Saya Menghadiri Video Game Concert yang Digelar Addie M.S. dan Twilite Orchestra

Video Game Concert By Addie Ms

Sekitar beberapa bulan lalu, tepatnya di bulan Maret, muncul sebuah pengumuman akan sebuah konser bertemakan video game yang dipertunjukkan oleh Twilite Orchestra dan dipimpin oleh musisi nasional ternama: Addie Muljadi Sumaatmadja atau lebih dikenal dengan panggilan Addie MS.

Sebagai penggemar video game yang juga gemar mendengarkan dan mengapresiasi ragam musik di dalamnya, tentu saya merasa sangat tertarik dengan konser tersebut. Mengingat orkestra video game yang digelar di Indonesia sendiri sejatinya sangatlah jarang, sayapun langsung membeli tiketnya ketika penjualan early bird telah dibuka.

Skip dua bulan semenjak pembelian tiket tersebut, pada malam 25 Mei kemarin sayapun datang menghadiri konsernya dengan perasaan yang cukup antusias.

Hampir dua dekade berlalu

Sebelum membagikan pengalaman saya duduk manis mendengarkan keseluruhan konser ini, perlu diketahui bahwa ini bukan pertama kalinya om Addie memimpin sebuah orkestra untuk konser musik video game. Ya, konser pertamanya telah ia lakukan setidaknya 18 tahun yang lalu saat artikel ini ditulis.

Addie M.S. (via Liputan 6)

Sebelum konser dimulai, beliau menceritakan pengalamannya dalam menyusun dan mewujudkan konser video game pertamanya, yang mana berangkat dari kedua putranya: Kevin Aprilio dan Tristan Juliano yang sangat gemar bermain video game. Om Addie mengaku terkejut karena video game ternyata bisa memiliki musik yang begitu bagus.

## Petunjuk Tugas
(A) Menurut kutipan tentang konser video game Addie M.S., pada tanggal berapa penulis menghadiri konser tersebut?
(B) Lanjutkan tulisan tentang konser video game Addie M.S. ini mulai dari kalimat terakhirnya.
Baris-baris berikut tidak diperlukan untuk mengerjakan tugas.

## Cuplikan Sumber
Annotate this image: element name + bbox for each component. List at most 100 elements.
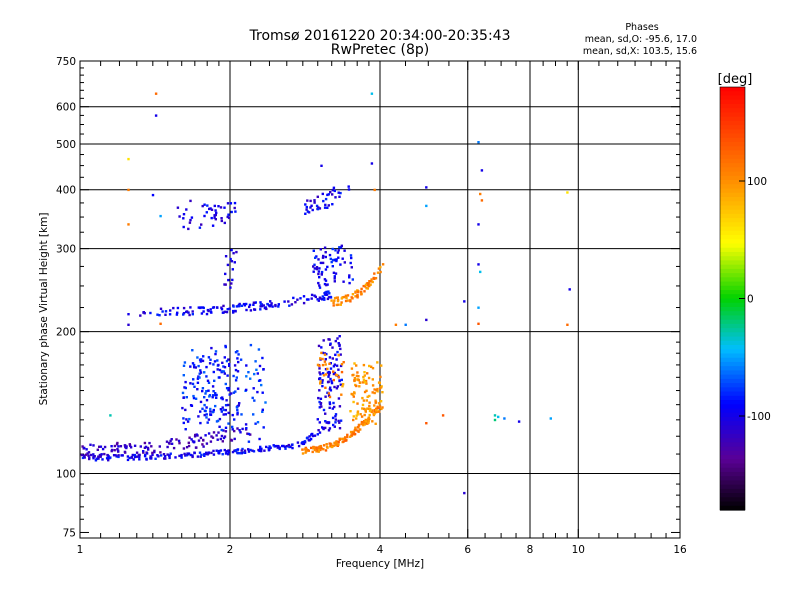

## Jawaban
(A) Penulis menghadiri konser tersebut pada malam 25 Mei.

(B)
Animo masyarakat yang ingin mendengarkan musik video game dalam sebuah orkestra sendiri saat itu secaara mengejutkan terbilang cukup tinggi, sehingga konsernya pun bisa terwujud. Walau demikian, ia juga menjelaskan justru mengalami kerugian karena tidak sempat mencari sponsor.

Alasan itulah yang nampaknya membuat om Addie tidak pernah memberikan jawaban pasti ketika ditanyai apakah akan ada konser video game berikutnya selama hampir dua dekade terakhir. Namun untuk konser video gamenya yang kedua ini untungnya mendapatkan sponsor selain dari tiket penjualan, yakni kerjasama antara TipTip, East Ventures dan Adinda Bakrie Foundation.

Dibagi menjadi dua sesi

Pertunjukkan dibuka dibuka dengan menyanyikan lagu Indonesia Raya, dilanjutkan dengan sesi pertama yang bisa dibilang diperuntukkan untuk musik-musik dari beberapa game populer, kemudian sesi kedua dikhususkan seluruh setnya untuk berbagai trek dari waralaba Final Fantasy.

Terselip tiga lagu tambahan: tema Prontera (Ragnarok Online), Super Mario Medley dan Snake Eater (Metal Gear Solid 3: Snake Eater) di antara trek Fire Emblem dan Yakuza. Tiga lagu tersebut mungkin tidak tercantum karena adanya perubahan setelah pamflet dicetak atau memang karena minimnya space pada lembarannya.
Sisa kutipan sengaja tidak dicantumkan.